- _GOAL_: Repeat every entry word for word, skipping the pictures.

- _STORED DATA_:
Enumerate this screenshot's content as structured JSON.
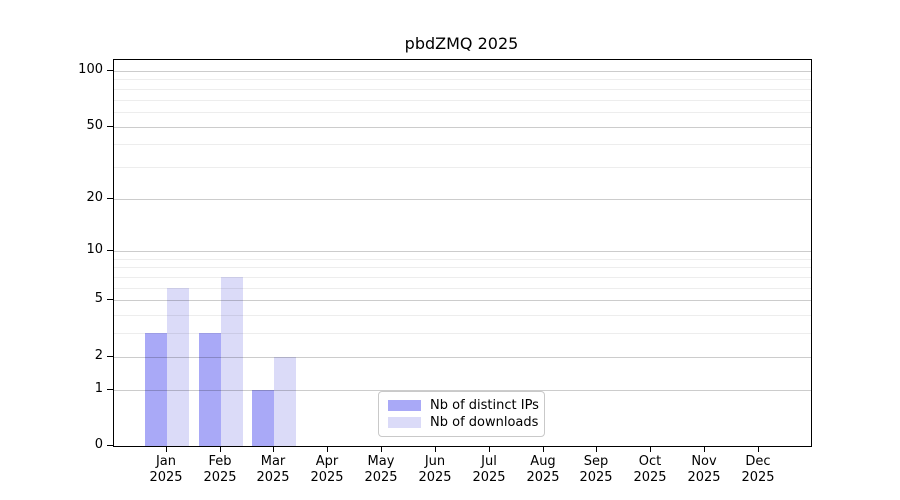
{
  "title": "pbdZMQ 2025",
  "chart_data": {
    "type": "bar",
    "title": "pbdZMQ 2025",
    "categories": [
      "Jan",
      "Feb",
      "Mar",
      "Apr",
      "May",
      "Jun",
      "Jul",
      "Aug",
      "Sep",
      "Oct",
      "Nov",
      "Dec"
    ],
    "year_label": "2025",
    "series": [
      {
        "name": "Nb of distinct IPs",
        "color": "#a9a9f7",
        "values": [
          3,
          3,
          1,
          0,
          0,
          0,
          0,
          0,
          0,
          0,
          0,
          0
        ]
      },
      {
        "name": "Nb of downloads",
        "color": "#dbdbf8",
        "values": [
          6,
          7,
          2,
          0,
          0,
          0,
          0,
          0,
          0,
          0,
          0,
          0
        ]
      }
    ],
    "xlabel": "",
    "ylabel": "",
    "ylim": [
      0,
      100
    ],
    "scale": "log1p",
    "y_major_ticks": [
      0,
      1,
      2,
      5,
      10,
      20,
      50,
      100
    ],
    "y_minor_ticks": [
      3,
      4,
      6,
      7,
      8,
      9,
      30,
      40,
      60,
      70,
      80,
      90
    ],
    "grid": true,
    "legend_position": "bottom-center"
  },
  "colors": {
    "bar_dark": "#a9a9f7",
    "bar_light": "#dbdbf8",
    "grid_major": "#cccccc",
    "grid_minor": "#ececec",
    "axis": "#000000",
    "text": "#000000",
    "legend_border": "#c9c9c9",
    "background": "#ffffff"
  }
}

- _RESPONSE_:
Enumerate this screenshot's content as structured JSON.
{
  "title": "pbdZMQ 2025",
  "chart_data": {
    "type": "bar",
    "title": "pbdZMQ 2025",
    "categories": [
      "Jan",
      "Feb",
      "Mar",
      "Apr",
      "May",
      "Jun",
      "Jul",
      "Aug",
      "Sep",
      "Oct",
      "Nov",
      "Dec"
    ],
    "year_label": "2025",
    "series": [
      {
        "name": "Nb of distinct IPs",
        "color": "#a9a9f7",
        "values": [
          3,
          3,
          1,
          0,
          0,
          0,
          0,
          0,
          0,
          0,
          0,
          0
        ]
      },
      {
        "name": "Nb of downloads",
        "color": "#dbdbf8",
        "values": [
          6,
          7,
          2,
          0,
          0,
          0,
          0,
          0,
          0,
          0,
          0,
          0
        ]
      }
    ],
    "xlabel": "",
    "ylabel": "",
    "ylim": [
      0,
      100
    ],
    "scale": "log1p",
    "y_major_ticks": [
      0,
      1,
      2,
      5,
      10,
      20,
      50,
      100
    ],
    "y_minor_ticks": [
      3,
      4,
      6,
      7,
      8,
      9,
      30,
      40,
      60,
      70,
      80,
      90
    ],
    "grid": true,
    "legend_position": "bottom-center"
  },
  "colors": {
    "bar_dark": "#a9a9f7",
    "bar_light": "#dbdbf8",
    "grid_major": "#cccccc",
    "grid_minor": "#ececec",
    "axis": "#000000",
    "text": "#000000",
    "legend_border": "#c9c9c9",
    "background": "#ffffff"
  }
}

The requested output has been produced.